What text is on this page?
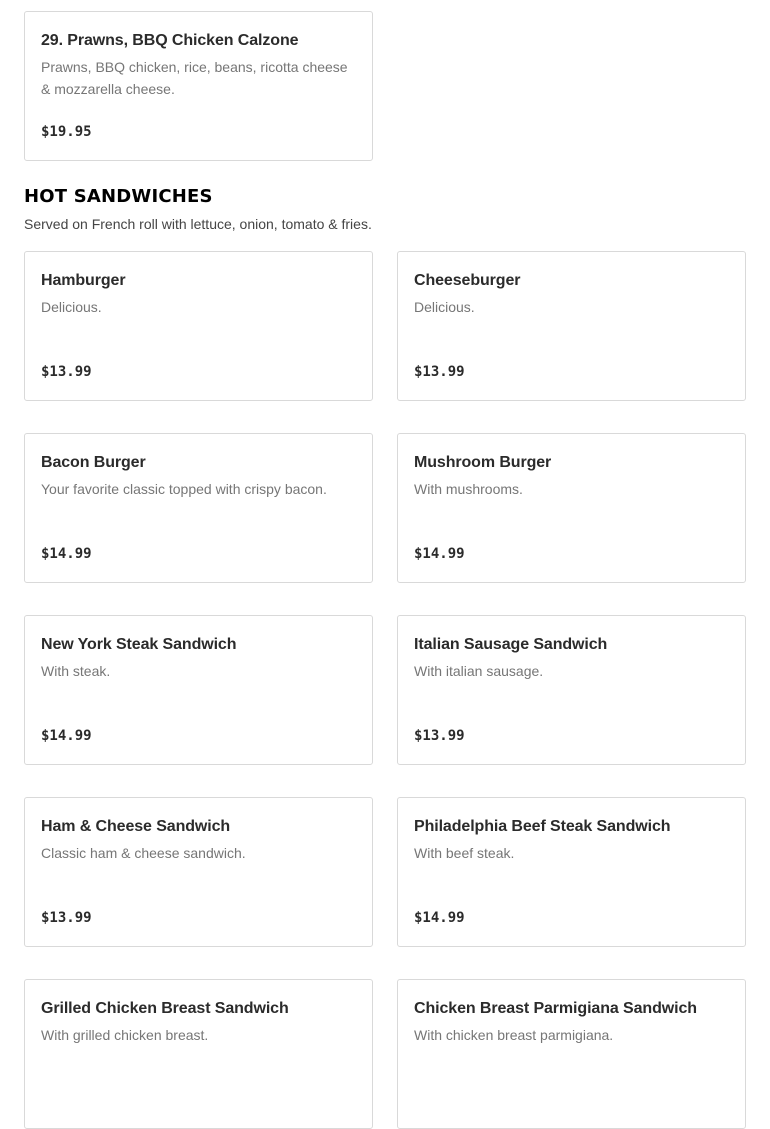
29. Prawns, BBQ Chicken Calzone
Prawns, BBQ chicken, rice, beans, ricotta cheese & mozzarella cheese.
$19.95
HOT SANDWICHES
Served on French roll with lettuce, onion, tomato & fries.
Hamburger
Delicious.
$13.99
Cheeseburger
Delicious.
$13.99
Bacon Burger
Your favorite classic topped with crispy bacon.
$14.99
Mushroom Burger
With mushrooms.
$14.99
New York Steak Sandwich
With steak.
$14.99
Italian Sausage Sandwich
With italian sausage.
$13.99
Ham & Cheese Sandwich
Classic ham & cheese sandwich.
$13.99
Philadelphia Beef Steak Sandwich
With beef steak.
$14.99
Grilled Chicken Breast Sandwich
With grilled chicken breast.
Chicken Breast Parmigiana Sandwich
With chicken breast parmigiana.
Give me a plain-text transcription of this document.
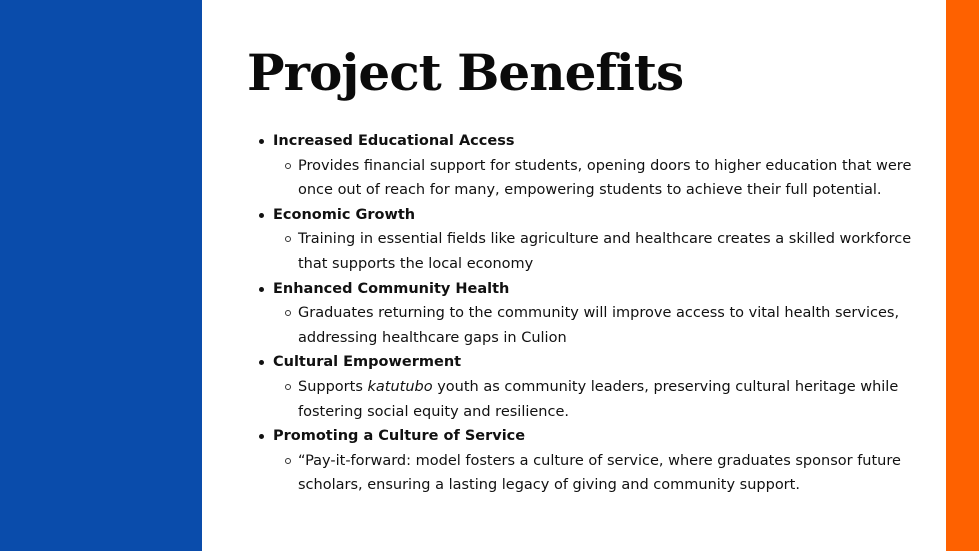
Project Benefits
Increased Educational Access
Provides financial support for students, opening doors to higher education that were once out of reach for many, empowering students to achieve their full potential.
Economic Growth
Training in essential fields like agriculture and healthcare creates a skilled workforce that supports the local economy
Enhanced Community Health
Graduates returning to the community will improve access to vital health services, addressing healthcare gaps in Culion
Cultural Empowerment
Supports katutubo youth as community leaders, preserving cultural heritage while fostering social equity and resilience.
Promoting a Culture of Service
“Pay-it-forward: model fosters a culture of service, where graduates sponsor future scholars, ensuring a lasting legacy of giving and community support.
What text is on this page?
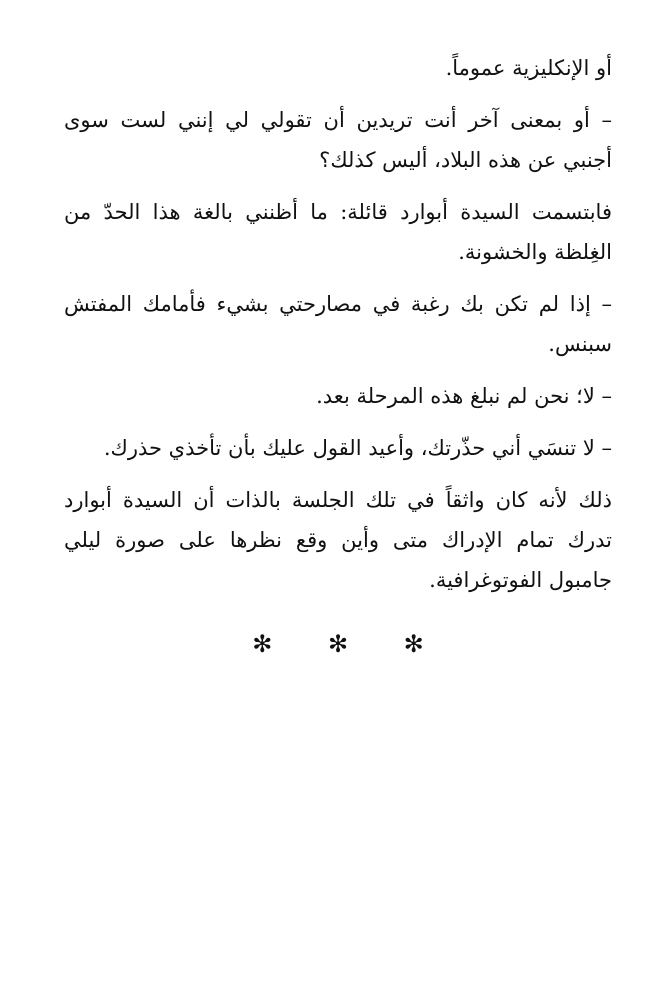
أو الإنكليزية عموماً.

– أو بمعنى آخر أنت تريدين أن تقولي لي إنني لست سوى أجنبي عن هذه البلاد، أليس كذلك؟

فابتسمت السيدة أبوارد قائلة: ما أظنني بالغة هذا الحدّ من الغِلظة والخشونة.

– إذا لم تكن بك رغبة في مصارحتي بشيء فأمامك المفتش سبنس.

– لا؛ نحن لم نبلغ هذه المرحلة بعد.

– لا تنسَي أني حذّرتك، وأعيد القول عليك بأن تأخذي حذرك.

ذلك لأنه كان واثقاً في تلك الجلسة بالذات أن السيدة أبوارد تدرك تمام الإدراك متى وأين وقع نظرها على صورة ليلي جامبول الفوتوغرافية.

✻ ✻ ✻
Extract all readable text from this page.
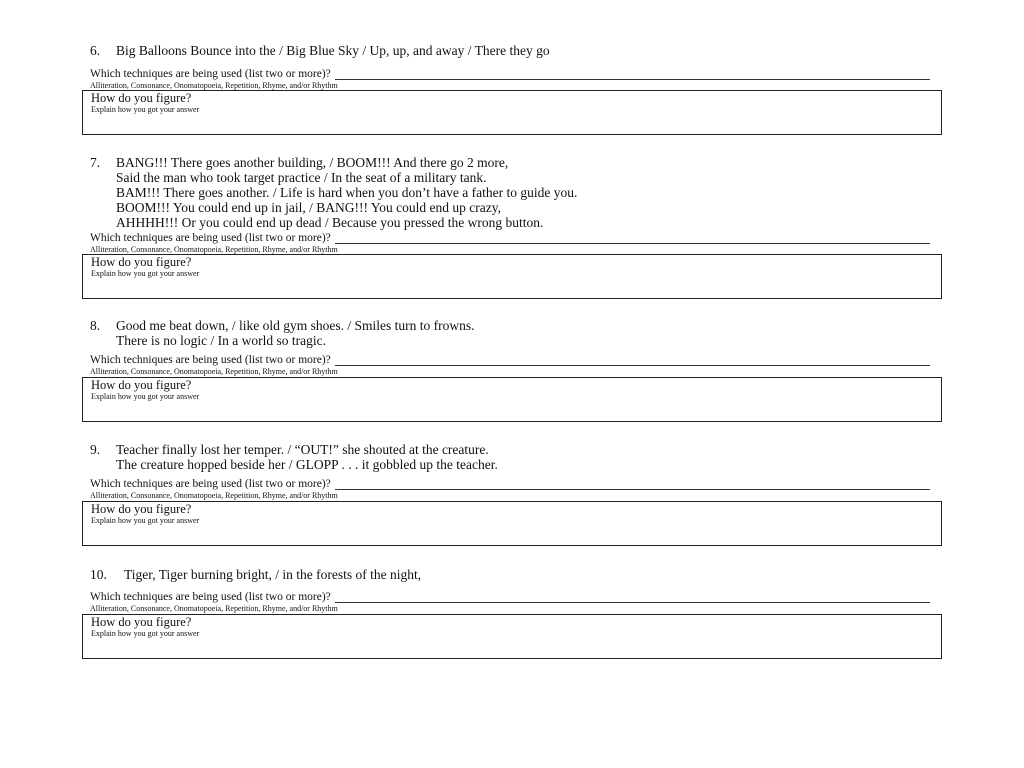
6. Big Balloons Bounce into the / Big Blue Sky / Up, up, and away / There they go
Which techniques are being used (list two or more)?
Alliteration, Consonance, Onomatopoeia, Repetition, Rhyme, and/or Rhythm
How do you figure?
Explain how you got your answer
7. BANG!!! There goes another building, / BOOM!!! And there go 2 more,
Said the man who took target practice / In the seat of a military tank.
BAM!!! There goes another. / Life is hard when you don’t have a father to guide you.
BOOM!!! You could end up in jail, / BANG!!! You could end up crazy,
AHHHH!!! Or you could end up dead / Because you pressed the wrong button.
Which techniques are being used (list two or more)?
Alliteration, Consonance, Onomatopoeia, Repetition, Rhyme, and/or Rhythm
How do you figure?
Explain how you got your answer
8. Good me beat down, / like old gym shoes. / Smiles turn to frowns.
There is no logic / In a world so tragic.
Which techniques are being used (list two or more)?
Alliteration, Consonance, Onomatopoeia, Repetition, Rhyme, and/or Rhythm
How do you figure?
Explain how you got your answer
9. Teacher finally lost her temper. / “OUT!” she shouted at the creature.
The creature hopped beside her / GLOPP . . . it gobbled up the teacher.
Which techniques are being used (list two or more)?
Alliteration, Consonance, Onomatopoeia, Repetition, Rhyme, and/or Rhythm
How do you figure?
Explain how you got your answer
10. Tiger, Tiger burning bright, / in the forests of the night,
Which techniques are being used (list two or more)?
Alliteration, Consonance, Onomatopoeia, Repetition, Rhyme, and/or Rhythm
How do you figure?
Explain how you got your answer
---*---
Quote the records in their entirety, keeping the wording exact and excluding pictures.

What text is on this page?
29. Prawns, BBQ Chicken Calzone
Prawns, BBQ chicken, rice, beans, ricotta cheese & mozzarella cheese.
$19.95
HOT SANDWICHES
Served on French roll with lettuce, onion, tomato & fries.
Hamburger
Delicious.
$13.99
Cheeseburger
Delicious.
$13.99
Bacon Burger
Your favorite classic topped with crispy bacon.
$14.99
Mushroom Burger
With mushrooms.
$14.99
New York Steak Sandwich
With steak.
$14.99
Italian Sausage Sandwich
With italian sausage.
$13.99
Ham & Cheese Sandwich
Classic ham & cheese sandwich.
$13.99
Philadelphia Beef Steak Sandwich
With beef steak.
$14.99
Grilled Chicken Breast Sandwich
With grilled chicken breast.
Chicken Breast Parmigiana Sandwich
With chicken breast parmigiana.
Give me a plain-text transcription of this document.
Project Benefits
Increased Educational Access
Provides financial support for students, opening doors to higher education that were once out of reach for many, empowering students to achieve their full potential.
Economic Growth
Training in essential fields like agriculture and healthcare creates a skilled workforce that supports the local economy
Enhanced Community Health
Graduates returning to the community will improve access to vital health services, addressing healthcare gaps in Culion
Cultural Empowerment
Supports katutubo youth as community leaders, preserving cultural heritage while fostering social equity and resilience.
Promoting a Culture of Service
“Pay-it-forward: model fosters a culture of service, where graduates sponsor future scholars, ensuring a lasting legacy of giving and community support.
What text is on this page?
أو الإنكليزية عموماً.

– أو بمعنى آخر أنت تريدين أن تقولي لي إنني لست سوى أجنبي عن هذه البلاد، أليس كذلك؟

فابتسمت السيدة أبوارد قائلة: ما أظنني بالغة هذا الحدّ من الغِلظة والخشونة.

– إذا لم تكن بك رغبة في مصارحتي بشيء فأمامك المفتش سبنس.

– لا؛ نحن لم نبلغ هذه المرحلة بعد.

– لا تنسَي أني حذّرتك، وأعيد القول عليك بأن تأخذي حذرك.

ذلك لأنه كان واثقاً في تلك الجلسة بالذات أن السيدة أبوارد تدرك تمام الإدراك متى وأين وقع نظرها على صورة ليلي جامبول الفوتوغرافية.

✻ ✻ ✻
Extract all readable text from this page.
6. Big Balloons Bounce into the / Big Blue Sky / Up, up, and away / There they go
Which techniques are being used (list two or more)?
Alliteration, Consonance, Onomatopoeia, Repetition, Rhyme, and/or Rhythm
How do you figure?
Explain how you got your answer
7. BANG!!! There goes another building, / BOOM!!! And there go 2 more,
Said the man who took target practice / In the seat of a military tank.
BAM!!! There goes another. / Life is hard when you don’t have a father to guide you.
BOOM!!! You could end up in jail, / BANG!!! You could end up crazy,
AHHHH!!! Or you could end up dead / Because you pressed the wrong button.
Which techniques are being used (list two or more)?
Alliteration, Consonance, Onomatopoeia, Repetition, Rhyme, and/or Rhythm
How do you figure?
Explain how you got your answer
8. Good me beat down, / like old gym shoes. / Smiles turn to frowns.
There is no logic / In a world so tragic.
Which techniques are being used (list two or more)?
Alliteration, Consonance, Onomatopoeia, Repetition, Rhyme, and/or Rhythm
How do you figure?
Explain how you got your answer
9. Teacher finally lost her temper. / “OUT!” she shouted at the creature.
The creature hopped beside her / GLOPP . . . it gobbled up the teacher.
Which techniques are being used (list two or more)?
Alliteration, Consonance, Onomatopoeia, Repetition, Rhyme, and/or Rhythm
How do you figure?
Explain how you got your answer
10. Tiger, Tiger burning bright, / in the forests of the night,
Which techniques are being used (list two or more)?
Alliteration, Consonance, Onomatopoeia, Repetition, Rhyme, and/or Rhythm
How do you figure?
Explain how you got your answer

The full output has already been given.